_Set task_
From the records below, give the number of lines that contain the string "Current", without any other text.

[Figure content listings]
** Start **

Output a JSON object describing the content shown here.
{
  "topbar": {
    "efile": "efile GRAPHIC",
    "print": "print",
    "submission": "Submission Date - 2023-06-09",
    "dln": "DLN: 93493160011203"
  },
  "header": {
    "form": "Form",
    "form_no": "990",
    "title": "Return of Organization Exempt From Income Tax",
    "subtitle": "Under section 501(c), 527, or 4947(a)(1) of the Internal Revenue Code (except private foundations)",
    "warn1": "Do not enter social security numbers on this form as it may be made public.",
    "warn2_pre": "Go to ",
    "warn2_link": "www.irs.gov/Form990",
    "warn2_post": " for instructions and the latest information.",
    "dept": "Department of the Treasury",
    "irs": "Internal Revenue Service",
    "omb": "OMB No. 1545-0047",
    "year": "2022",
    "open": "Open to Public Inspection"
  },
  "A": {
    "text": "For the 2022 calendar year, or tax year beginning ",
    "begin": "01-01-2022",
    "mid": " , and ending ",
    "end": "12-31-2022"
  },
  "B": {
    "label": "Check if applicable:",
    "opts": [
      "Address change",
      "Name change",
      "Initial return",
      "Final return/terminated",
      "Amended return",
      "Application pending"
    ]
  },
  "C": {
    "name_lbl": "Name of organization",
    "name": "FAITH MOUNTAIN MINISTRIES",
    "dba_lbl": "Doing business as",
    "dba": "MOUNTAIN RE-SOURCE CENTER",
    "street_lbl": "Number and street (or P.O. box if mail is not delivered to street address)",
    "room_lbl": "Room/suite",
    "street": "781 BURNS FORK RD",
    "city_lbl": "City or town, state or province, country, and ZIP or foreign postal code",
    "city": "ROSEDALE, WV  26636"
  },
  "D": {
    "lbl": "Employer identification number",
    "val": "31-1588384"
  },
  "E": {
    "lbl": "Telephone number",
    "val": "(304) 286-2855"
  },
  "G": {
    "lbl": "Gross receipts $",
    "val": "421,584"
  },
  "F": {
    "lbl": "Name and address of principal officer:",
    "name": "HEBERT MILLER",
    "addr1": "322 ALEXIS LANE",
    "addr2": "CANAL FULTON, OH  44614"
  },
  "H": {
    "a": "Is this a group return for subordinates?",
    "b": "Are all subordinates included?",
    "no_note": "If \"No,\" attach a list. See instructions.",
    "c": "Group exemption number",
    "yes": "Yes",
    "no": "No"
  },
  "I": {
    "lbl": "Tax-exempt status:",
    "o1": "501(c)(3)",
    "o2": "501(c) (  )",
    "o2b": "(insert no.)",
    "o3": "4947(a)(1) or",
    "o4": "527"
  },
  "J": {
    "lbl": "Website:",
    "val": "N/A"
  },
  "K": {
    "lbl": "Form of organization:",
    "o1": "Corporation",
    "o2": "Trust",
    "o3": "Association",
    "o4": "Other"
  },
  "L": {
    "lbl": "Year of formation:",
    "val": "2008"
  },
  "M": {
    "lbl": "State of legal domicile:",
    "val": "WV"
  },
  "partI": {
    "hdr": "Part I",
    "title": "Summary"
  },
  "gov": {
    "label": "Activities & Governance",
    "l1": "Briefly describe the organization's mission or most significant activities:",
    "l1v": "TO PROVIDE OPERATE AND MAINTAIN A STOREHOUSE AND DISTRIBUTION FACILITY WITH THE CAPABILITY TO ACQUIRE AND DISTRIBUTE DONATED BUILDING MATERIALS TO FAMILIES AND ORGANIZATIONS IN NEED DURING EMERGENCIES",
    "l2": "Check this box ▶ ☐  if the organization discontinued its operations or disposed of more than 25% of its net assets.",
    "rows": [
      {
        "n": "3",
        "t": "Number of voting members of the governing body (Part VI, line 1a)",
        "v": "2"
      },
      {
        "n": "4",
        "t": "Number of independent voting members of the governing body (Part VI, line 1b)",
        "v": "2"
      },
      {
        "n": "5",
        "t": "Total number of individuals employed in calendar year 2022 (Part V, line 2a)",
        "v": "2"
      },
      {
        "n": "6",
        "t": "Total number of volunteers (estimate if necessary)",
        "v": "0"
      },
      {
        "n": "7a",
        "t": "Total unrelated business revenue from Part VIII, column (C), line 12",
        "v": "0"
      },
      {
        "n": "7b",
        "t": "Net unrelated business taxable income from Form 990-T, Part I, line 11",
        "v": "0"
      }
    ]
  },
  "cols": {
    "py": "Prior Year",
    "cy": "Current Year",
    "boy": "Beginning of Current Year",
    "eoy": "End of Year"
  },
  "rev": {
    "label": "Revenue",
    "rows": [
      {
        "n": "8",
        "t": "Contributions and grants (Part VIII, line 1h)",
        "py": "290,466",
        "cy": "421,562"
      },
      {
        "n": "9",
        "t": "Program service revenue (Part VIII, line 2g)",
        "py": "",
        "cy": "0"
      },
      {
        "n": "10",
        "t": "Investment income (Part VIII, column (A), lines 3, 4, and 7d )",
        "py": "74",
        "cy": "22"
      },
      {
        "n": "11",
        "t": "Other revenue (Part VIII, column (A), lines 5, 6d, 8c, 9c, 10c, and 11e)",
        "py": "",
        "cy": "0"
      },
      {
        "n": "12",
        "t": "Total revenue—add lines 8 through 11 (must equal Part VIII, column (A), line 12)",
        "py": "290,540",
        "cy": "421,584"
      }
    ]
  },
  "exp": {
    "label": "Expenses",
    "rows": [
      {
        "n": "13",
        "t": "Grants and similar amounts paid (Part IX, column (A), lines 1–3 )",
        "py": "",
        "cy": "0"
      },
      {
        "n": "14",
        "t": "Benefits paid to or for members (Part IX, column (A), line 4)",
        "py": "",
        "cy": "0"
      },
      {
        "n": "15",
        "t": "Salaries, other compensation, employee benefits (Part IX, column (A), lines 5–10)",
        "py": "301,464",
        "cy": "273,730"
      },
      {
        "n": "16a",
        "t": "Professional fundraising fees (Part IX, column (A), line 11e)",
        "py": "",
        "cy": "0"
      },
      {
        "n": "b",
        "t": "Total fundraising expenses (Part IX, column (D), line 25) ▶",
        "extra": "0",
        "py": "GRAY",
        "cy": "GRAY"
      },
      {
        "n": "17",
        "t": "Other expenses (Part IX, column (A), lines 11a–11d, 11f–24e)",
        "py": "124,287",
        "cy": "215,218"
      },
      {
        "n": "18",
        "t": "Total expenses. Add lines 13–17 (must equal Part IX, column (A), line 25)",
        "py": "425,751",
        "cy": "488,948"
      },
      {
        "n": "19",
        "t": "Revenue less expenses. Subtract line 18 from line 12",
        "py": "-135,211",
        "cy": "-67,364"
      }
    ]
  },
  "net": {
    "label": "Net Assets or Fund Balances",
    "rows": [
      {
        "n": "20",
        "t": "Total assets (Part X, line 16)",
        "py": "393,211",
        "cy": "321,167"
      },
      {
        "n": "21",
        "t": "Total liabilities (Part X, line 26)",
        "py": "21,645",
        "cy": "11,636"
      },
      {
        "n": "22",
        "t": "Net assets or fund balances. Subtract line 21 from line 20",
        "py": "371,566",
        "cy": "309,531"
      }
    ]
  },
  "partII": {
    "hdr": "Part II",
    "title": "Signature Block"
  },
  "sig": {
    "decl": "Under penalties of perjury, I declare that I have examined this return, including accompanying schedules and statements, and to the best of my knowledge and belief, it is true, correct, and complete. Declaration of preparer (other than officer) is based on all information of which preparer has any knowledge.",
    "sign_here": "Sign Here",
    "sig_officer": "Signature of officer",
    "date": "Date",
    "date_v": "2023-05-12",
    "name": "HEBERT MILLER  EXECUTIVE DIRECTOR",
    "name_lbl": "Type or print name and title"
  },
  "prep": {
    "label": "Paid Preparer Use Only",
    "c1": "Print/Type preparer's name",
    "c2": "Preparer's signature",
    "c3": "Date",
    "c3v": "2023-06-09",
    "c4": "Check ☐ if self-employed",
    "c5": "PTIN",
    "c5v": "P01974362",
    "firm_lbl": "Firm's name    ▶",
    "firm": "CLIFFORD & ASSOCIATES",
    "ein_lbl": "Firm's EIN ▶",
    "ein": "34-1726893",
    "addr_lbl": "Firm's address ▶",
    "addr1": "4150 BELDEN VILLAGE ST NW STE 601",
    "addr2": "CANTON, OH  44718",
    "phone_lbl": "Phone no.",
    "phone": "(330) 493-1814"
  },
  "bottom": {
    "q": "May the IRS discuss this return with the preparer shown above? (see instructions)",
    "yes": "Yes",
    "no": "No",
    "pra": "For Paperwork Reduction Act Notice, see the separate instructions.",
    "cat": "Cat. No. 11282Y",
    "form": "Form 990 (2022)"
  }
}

** End **

_Reply to the exercise_
2